Requirement –
Please transcribe the data below exactly. Leave the pictures out.

——————

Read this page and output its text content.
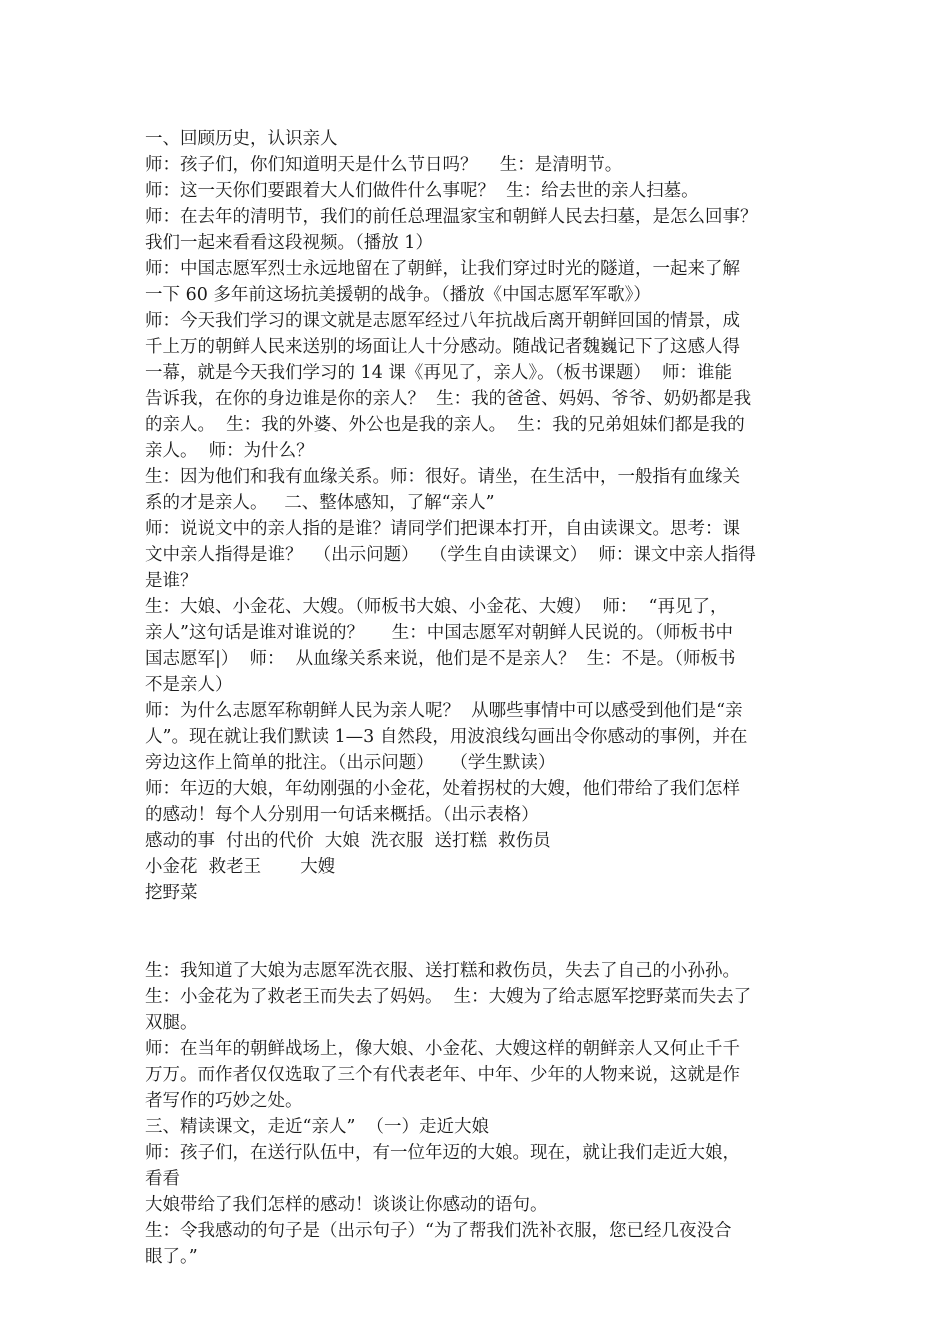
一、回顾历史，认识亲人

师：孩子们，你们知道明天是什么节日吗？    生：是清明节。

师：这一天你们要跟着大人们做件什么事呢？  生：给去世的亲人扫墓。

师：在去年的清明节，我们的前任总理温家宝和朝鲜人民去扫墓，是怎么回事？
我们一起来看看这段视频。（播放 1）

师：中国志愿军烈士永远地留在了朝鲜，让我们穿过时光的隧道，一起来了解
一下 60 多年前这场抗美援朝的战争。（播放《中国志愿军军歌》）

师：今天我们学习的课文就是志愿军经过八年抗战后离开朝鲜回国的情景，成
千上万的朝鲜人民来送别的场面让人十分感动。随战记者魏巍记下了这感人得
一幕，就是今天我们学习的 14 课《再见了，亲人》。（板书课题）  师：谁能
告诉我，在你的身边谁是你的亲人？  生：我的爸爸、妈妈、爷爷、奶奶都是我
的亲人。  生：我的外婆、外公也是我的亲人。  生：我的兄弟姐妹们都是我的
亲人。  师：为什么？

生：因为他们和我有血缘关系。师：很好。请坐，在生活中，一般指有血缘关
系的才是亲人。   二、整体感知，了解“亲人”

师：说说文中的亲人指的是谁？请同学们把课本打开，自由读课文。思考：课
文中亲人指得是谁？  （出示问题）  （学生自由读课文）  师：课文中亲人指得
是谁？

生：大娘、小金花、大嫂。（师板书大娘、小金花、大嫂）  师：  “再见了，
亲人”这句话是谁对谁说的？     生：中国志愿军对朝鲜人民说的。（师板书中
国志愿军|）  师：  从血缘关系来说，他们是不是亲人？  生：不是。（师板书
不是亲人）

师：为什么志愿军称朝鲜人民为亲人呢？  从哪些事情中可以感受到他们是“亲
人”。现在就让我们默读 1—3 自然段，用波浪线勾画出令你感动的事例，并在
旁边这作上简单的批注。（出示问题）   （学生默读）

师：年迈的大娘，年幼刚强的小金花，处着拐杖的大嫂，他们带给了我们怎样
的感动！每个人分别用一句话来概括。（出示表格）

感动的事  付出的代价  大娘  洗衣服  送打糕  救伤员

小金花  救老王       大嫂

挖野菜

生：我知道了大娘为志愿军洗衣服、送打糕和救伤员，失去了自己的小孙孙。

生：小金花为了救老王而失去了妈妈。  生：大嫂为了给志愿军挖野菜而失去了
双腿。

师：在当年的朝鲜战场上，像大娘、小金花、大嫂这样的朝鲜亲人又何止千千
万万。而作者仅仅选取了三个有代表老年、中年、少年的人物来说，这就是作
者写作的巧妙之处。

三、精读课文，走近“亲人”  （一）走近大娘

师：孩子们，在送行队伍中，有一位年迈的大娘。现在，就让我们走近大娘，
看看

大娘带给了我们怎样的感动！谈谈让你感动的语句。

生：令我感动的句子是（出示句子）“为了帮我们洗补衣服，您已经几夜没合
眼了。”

——————

Exercise result –
Read this page and output its text content.
一、回顾历史，认识亲人

师：孩子们，你们知道明天是什么节日吗？    生：是清明节。

师：这一天你们要跟着大人们做件什么事呢？  生：给去世的亲人扫墓。

师：在去年的清明节，我们的前任总理温家宝和朝鲜人民去扫墓，是怎么回事？
我们一起来看看这段视频。（播放 1）

师：中国志愿军烈士永远地留在了朝鲜，让我们穿过时光的隧道，一起来了解
一下 60 多年前这场抗美援朝的战争。（播放《中国志愿军军歌》）

师：今天我们学习的课文就是志愿军经过八年抗战后离开朝鲜回国的情景，成
千上万的朝鲜人民来送别的场面让人十分感动。随战记者魏巍记下了这感人得
一幕，就是今天我们学习的 14 课《再见了，亲人》。（板书课题）  师：谁能
告诉我，在你的身边谁是你的亲人？  生：我的爸爸、妈妈、爷爷、奶奶都是我
的亲人。  生：我的外婆、外公也是我的亲人。  生：我的兄弟姐妹们都是我的
亲人。  师：为什么？

生：因为他们和我有血缘关系。师：很好。请坐，在生活中，一般指有血缘关
系的才是亲人。   二、整体感知，了解“亲人”

师：说说文中的亲人指的是谁？请同学们把课本打开，自由读课文。思考：课
文中亲人指得是谁？  （出示问题）  （学生自由读课文）  师：课文中亲人指得
是谁？

生：大娘、小金花、大嫂。（师板书大娘、小金花、大嫂）  师：  “再见了，
亲人”这句话是谁对谁说的？     生：中国志愿军对朝鲜人民说的。（师板书中
国志愿军|）  师：  从血缘关系来说，他们是不是亲人？  生：不是。（师板书
不是亲人）

师：为什么志愿军称朝鲜人民为亲人呢？  从哪些事情中可以感受到他们是“亲
人”。现在就让我们默读 1—3 自然段，用波浪线勾画出令你感动的事例，并在
旁边这作上简单的批注。（出示问题）   （学生默读）

师：年迈的大娘，年幼刚强的小金花，处着拐杖的大嫂，他们带给了我们怎样
的感动！每个人分别用一句话来概括。（出示表格）

感动的事  付出的代价  大娘  洗衣服  送打糕  救伤员

小金花  救老王       大嫂

挖野菜

生：我知道了大娘为志愿军洗衣服、送打糕和救伤员，失去了自己的小孙孙。

生：小金花为了救老王而失去了妈妈。  生：大嫂为了给志愿军挖野菜而失去了
双腿。

师：在当年的朝鲜战场上，像大娘、小金花、大嫂这样的朝鲜亲人又何止千千
万万。而作者仅仅选取了三个有代表老年、中年、少年的人物来说，这就是作
者写作的巧妙之处。

三、精读课文，走近“亲人”  （一）走近大娘

师：孩子们，在送行队伍中，有一位年迈的大娘。现在，就让我们走近大娘，
看看

大娘带给了我们怎样的感动！谈谈让你感动的语句。

生：令我感动的句子是（出示句子）“为了帮我们洗补衣服，您已经几夜没合
眼了。”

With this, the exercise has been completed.